TASK STATEMENT –
Arrange the records as a numbered list, running from the first line through the line containing "- triangle F: [438, 459, 472, 489]", and leave out any blank lines.

DATA RECORDS –
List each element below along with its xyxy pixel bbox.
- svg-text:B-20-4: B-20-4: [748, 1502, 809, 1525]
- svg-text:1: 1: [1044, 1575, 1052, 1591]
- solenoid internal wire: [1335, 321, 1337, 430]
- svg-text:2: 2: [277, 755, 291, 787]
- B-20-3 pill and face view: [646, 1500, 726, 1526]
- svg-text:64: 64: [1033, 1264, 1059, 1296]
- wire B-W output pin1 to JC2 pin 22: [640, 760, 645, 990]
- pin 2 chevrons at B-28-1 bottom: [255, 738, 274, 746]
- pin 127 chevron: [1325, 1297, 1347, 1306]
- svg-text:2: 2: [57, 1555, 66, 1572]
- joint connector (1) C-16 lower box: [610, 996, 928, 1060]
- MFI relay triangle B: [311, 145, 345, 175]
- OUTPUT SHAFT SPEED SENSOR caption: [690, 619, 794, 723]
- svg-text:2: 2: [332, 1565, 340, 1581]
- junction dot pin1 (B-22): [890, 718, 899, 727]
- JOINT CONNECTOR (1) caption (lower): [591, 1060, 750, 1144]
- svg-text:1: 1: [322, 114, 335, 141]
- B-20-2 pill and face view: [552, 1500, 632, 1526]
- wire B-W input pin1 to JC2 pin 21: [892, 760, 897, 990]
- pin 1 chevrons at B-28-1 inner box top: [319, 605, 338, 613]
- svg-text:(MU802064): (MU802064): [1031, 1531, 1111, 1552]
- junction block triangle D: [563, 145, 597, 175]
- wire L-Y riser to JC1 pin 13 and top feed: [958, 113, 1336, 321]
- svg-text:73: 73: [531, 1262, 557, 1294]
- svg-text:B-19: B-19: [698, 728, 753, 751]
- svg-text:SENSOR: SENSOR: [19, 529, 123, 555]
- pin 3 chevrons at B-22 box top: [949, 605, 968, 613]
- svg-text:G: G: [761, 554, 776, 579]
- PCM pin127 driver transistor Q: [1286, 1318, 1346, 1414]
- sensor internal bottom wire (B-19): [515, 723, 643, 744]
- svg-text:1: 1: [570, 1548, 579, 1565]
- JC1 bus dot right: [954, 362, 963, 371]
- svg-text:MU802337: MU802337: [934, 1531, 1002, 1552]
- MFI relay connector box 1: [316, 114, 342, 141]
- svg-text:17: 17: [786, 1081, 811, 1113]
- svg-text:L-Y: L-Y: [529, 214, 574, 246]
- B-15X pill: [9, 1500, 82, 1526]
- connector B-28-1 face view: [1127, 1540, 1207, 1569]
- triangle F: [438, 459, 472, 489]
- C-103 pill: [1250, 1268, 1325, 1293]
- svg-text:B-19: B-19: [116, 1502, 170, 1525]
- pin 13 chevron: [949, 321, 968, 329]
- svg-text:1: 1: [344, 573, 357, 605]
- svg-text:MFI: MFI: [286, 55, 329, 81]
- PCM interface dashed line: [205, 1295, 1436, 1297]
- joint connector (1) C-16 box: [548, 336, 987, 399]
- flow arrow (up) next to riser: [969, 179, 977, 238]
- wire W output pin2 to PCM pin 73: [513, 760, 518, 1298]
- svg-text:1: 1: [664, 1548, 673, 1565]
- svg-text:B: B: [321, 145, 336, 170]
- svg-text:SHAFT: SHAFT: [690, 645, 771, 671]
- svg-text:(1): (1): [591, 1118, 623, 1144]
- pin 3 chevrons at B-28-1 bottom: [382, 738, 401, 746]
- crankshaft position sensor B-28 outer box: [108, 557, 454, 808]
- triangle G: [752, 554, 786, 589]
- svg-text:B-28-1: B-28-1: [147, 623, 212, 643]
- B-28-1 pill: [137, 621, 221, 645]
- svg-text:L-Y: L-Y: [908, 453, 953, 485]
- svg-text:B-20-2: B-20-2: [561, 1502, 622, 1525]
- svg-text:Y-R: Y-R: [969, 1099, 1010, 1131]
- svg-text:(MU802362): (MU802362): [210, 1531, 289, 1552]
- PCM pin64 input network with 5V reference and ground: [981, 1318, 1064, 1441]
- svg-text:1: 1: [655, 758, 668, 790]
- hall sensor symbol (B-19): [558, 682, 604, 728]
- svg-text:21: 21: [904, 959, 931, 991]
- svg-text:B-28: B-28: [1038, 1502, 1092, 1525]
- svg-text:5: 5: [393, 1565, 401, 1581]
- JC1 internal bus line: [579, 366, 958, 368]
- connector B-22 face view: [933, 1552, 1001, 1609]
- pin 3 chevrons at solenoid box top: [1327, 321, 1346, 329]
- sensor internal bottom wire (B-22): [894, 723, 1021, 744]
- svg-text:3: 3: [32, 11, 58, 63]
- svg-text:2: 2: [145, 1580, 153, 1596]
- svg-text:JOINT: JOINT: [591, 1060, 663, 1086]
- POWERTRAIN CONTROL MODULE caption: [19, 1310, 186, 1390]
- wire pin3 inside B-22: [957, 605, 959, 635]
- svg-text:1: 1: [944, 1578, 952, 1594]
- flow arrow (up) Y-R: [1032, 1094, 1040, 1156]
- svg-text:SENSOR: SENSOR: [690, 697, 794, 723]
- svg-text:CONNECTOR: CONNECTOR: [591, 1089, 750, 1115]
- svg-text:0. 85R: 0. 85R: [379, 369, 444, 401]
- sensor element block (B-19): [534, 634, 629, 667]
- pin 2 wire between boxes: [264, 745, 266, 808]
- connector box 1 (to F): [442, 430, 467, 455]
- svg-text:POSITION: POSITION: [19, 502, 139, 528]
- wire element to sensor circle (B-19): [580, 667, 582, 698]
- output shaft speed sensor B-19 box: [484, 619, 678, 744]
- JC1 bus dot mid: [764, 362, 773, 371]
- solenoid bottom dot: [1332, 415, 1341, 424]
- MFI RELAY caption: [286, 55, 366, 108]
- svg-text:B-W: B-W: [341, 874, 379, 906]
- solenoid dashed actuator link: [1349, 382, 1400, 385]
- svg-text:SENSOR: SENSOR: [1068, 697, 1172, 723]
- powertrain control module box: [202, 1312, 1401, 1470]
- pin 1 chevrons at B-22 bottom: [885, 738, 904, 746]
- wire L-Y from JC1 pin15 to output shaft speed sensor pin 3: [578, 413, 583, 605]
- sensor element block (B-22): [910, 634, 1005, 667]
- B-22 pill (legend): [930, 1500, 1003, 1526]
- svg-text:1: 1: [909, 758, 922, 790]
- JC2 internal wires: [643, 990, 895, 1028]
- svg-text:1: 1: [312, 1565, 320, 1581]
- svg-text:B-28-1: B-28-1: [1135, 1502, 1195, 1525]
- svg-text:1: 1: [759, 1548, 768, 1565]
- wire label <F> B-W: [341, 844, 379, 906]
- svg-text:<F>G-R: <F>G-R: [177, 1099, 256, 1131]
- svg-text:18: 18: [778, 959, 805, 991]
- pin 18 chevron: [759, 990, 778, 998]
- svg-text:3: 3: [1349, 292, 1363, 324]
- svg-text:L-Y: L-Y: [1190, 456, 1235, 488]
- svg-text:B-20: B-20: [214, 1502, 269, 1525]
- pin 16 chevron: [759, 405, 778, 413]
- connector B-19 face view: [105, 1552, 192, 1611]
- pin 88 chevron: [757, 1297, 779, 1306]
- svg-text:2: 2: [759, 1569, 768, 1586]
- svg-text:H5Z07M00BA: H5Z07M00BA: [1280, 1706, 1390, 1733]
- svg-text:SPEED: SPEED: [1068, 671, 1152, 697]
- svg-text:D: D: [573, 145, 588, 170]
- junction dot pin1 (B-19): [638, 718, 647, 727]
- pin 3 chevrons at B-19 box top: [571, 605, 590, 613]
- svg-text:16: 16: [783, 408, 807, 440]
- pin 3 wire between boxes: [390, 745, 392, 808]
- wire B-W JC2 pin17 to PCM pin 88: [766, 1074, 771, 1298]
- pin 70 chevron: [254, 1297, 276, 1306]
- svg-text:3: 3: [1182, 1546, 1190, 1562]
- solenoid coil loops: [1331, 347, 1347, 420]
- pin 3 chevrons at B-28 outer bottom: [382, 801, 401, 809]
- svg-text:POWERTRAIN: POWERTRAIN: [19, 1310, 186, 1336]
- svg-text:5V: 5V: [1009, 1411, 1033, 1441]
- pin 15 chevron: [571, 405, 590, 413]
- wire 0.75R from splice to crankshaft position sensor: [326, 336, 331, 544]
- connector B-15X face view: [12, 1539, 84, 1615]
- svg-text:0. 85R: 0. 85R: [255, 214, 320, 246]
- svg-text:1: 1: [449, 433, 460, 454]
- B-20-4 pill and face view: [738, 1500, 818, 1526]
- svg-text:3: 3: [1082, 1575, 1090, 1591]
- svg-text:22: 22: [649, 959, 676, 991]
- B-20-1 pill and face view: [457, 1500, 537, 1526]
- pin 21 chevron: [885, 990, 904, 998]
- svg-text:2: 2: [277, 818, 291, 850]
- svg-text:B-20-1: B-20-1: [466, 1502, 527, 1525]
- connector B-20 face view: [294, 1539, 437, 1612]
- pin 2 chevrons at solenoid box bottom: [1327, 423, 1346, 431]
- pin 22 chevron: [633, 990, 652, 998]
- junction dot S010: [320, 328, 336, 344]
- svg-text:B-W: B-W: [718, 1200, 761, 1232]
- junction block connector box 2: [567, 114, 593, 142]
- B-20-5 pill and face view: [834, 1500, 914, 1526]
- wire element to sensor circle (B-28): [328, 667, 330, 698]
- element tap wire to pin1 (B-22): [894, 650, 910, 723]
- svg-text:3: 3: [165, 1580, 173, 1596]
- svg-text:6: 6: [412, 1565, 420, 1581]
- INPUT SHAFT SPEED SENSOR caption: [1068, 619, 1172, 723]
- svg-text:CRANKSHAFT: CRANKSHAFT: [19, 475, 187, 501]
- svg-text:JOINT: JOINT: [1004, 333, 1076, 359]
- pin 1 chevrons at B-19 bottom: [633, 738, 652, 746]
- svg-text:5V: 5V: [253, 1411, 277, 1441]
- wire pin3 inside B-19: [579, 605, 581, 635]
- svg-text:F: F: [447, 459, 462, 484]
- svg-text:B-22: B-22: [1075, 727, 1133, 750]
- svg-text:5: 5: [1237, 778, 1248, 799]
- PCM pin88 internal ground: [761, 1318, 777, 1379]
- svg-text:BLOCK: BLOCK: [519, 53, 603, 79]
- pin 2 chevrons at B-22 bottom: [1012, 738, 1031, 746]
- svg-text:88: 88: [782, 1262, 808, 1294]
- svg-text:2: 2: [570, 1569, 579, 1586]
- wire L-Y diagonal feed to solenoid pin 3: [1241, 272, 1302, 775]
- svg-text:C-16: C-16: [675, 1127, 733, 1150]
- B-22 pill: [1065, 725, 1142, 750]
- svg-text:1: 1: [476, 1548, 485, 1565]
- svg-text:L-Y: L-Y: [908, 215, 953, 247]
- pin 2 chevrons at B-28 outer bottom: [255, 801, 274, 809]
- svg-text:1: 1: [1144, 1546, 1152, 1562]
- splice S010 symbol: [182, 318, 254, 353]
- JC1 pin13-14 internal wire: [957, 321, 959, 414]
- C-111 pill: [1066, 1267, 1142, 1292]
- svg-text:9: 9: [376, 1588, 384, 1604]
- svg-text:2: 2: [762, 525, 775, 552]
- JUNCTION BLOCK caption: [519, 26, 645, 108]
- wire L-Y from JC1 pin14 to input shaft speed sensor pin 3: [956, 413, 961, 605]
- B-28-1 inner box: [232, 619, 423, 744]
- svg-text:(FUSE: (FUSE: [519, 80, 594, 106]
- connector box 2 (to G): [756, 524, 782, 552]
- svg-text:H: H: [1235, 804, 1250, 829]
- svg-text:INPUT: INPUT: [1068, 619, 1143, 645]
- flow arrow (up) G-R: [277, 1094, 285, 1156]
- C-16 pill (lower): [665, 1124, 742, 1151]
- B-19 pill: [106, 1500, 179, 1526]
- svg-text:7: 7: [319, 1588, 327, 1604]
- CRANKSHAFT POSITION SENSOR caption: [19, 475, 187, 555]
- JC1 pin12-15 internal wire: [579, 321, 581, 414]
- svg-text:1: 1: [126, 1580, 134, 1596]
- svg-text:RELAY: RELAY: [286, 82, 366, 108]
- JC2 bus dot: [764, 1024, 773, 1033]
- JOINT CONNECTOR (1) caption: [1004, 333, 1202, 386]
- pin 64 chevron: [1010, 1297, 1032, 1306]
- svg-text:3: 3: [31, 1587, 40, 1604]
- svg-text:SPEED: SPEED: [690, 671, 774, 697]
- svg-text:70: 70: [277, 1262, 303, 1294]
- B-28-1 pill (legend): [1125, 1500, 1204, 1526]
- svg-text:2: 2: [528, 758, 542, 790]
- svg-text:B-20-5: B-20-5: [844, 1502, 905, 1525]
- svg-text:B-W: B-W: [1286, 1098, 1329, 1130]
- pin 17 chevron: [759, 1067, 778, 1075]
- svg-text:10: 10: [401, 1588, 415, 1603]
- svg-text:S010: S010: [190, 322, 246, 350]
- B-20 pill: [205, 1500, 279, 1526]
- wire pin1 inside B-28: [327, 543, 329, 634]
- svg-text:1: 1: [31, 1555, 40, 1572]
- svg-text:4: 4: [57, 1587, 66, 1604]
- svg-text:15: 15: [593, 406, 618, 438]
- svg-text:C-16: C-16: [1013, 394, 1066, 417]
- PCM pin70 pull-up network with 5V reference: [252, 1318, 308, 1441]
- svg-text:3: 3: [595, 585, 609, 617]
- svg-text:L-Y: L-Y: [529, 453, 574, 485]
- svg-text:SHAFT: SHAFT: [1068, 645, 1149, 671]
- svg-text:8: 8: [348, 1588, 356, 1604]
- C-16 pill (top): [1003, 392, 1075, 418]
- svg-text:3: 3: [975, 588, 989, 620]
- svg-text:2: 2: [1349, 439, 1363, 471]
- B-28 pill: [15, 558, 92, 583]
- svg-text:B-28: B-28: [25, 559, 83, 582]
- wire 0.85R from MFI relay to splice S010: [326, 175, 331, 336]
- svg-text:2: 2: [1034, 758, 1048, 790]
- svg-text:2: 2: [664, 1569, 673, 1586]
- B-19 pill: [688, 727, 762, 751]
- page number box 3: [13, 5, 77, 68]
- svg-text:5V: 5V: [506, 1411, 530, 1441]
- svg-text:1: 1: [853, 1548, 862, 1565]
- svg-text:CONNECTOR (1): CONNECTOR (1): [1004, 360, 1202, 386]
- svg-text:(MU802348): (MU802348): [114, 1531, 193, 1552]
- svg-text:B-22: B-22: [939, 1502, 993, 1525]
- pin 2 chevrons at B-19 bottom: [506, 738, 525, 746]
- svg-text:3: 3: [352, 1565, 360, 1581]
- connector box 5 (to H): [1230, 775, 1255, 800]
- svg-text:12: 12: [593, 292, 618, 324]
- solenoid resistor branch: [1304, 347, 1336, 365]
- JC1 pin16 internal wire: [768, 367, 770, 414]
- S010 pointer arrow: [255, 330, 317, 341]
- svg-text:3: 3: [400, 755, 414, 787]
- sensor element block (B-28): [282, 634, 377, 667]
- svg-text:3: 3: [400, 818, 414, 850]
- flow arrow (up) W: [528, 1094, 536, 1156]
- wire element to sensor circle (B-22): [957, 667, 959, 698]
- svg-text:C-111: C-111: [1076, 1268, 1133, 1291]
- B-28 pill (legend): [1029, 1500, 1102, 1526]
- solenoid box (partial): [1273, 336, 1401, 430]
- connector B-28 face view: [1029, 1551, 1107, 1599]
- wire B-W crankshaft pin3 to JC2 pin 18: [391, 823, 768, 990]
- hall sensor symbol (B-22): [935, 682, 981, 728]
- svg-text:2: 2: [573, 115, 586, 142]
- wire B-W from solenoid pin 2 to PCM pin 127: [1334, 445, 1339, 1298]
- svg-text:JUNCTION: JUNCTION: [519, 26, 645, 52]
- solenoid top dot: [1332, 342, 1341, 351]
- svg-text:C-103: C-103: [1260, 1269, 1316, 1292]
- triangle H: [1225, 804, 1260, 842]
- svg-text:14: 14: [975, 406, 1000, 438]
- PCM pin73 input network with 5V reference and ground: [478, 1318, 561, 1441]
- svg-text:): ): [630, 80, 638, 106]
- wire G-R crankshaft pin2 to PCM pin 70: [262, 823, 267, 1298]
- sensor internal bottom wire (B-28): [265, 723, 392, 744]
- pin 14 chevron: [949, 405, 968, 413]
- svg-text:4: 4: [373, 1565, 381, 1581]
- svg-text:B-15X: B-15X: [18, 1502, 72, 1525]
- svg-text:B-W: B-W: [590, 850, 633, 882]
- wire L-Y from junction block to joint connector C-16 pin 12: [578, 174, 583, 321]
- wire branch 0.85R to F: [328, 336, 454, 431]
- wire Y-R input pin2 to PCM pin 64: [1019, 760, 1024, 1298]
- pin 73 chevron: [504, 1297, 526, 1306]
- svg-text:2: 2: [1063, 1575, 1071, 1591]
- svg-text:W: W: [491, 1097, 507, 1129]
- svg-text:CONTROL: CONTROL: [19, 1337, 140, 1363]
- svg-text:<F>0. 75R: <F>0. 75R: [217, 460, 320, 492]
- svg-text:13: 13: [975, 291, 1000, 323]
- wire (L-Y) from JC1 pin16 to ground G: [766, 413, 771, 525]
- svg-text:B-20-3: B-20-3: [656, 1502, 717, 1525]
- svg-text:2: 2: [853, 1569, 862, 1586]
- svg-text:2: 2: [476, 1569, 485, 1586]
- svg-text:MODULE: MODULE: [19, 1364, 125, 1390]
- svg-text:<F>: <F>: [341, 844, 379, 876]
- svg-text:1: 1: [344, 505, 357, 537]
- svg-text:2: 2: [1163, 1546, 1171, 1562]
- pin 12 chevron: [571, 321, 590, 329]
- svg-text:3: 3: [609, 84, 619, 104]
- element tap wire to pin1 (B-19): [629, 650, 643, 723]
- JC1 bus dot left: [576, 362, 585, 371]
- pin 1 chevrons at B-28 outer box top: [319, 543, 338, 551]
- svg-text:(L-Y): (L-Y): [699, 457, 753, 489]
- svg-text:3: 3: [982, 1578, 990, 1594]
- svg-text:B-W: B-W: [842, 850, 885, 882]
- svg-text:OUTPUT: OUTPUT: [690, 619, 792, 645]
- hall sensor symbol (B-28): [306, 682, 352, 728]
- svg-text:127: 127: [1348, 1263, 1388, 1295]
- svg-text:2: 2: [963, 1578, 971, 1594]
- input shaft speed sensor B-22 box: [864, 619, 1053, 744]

EXPECTED ANSWER –
1. List each element below along with its xyxy pixel bbox.
2. - svg-text:B-20-4: B-20-4: [748, 1502, 809, 1525]
3. - svg-text:1: 1: [1044, 1575, 1052, 1591]
4. - solenoid internal wire: [1335, 321, 1337, 430]
5. - svg-text:2: 2: [277, 755, 291, 787]
6. - B-20-3 pill and face view: [646, 1500, 726, 1526]
7. - svg-text:64: 64: [1033, 1264, 1059, 1296]
8. - wire B-W output pin1 to JC2 pin 22: [640, 760, 645, 990]
9. - pin 2 chevrons at B-28-1 bottom: [255, 738, 274, 746]
10. - pin 127 chevron: [1325, 1297, 1347, 1306]
11. - svg-text:2: 2: [57, 1555, 66, 1572]
12. - joint connector (1) C-16 lower box: [610, 996, 928, 1060]
13. - MFI relay triangle B: [311, 145, 345, 175]
14. - OUTPUT SHAFT SPEED SENSOR caption: [690, 619, 794, 723]
15. - svg-text:2: 2: [332, 1565, 340, 1581]
16. - junction dot pin1 (B-22): [890, 718, 899, 727]
17. - JOINT CONNECTOR (1) caption (lower): [591, 1060, 750, 1144]
18. - svg-text:1: 1: [322, 114, 335, 141]
19. - B-20-2 pill and face view: [552, 1500, 632, 1526]
20. - wire B-W input pin1 to JC2 pin 21: [892, 760, 897, 990]
21. - pin 1 chevrons at B-28-1 inner box top: [319, 605, 338, 613]
22. - svg-text:(MU802064): (MU802064): [1031, 1531, 1111, 1552]
23. - junction block triangle D: [563, 145, 597, 175]
24. - wire L-Y riser to JC1 pin 13 and top feed: [958, 113, 1336, 321]
25. - svg-text:73: 73: [531, 1262, 557, 1294]
26. - svg-text:B-19: B-19: [698, 728, 753, 751]
27. - svg-text:SENSOR: SENSOR: [19, 529, 123, 555]
28. - pin 3 chevrons at B-22 box top: [949, 605, 968, 613]
29. - svg-text:G: G: [761, 554, 776, 579]
30. - PCM pin127 driver transistor Q: [1286, 1318, 1346, 1414]
31. - sensor internal bottom wire (B-19): [515, 723, 643, 744]
32. - svg-text:1: 1: [570, 1548, 579, 1565]
33. - JC1 bus dot right: [954, 362, 963, 371]
34. - svg-text:MU802337: MU802337: [934, 1531, 1002, 1552]
35. - MFI relay connector box 1: [316, 114, 342, 141]
36. - svg-text:17: 17: [786, 1081, 811, 1113]
37. - svg-text:L-Y: L-Y: [529, 214, 574, 246]
38. - B-15X pill: [9, 1500, 82, 1526]
39. - connector B-28-1 face view: [1127, 1540, 1207, 1569]
40. - triangle F: [438, 459, 472, 489]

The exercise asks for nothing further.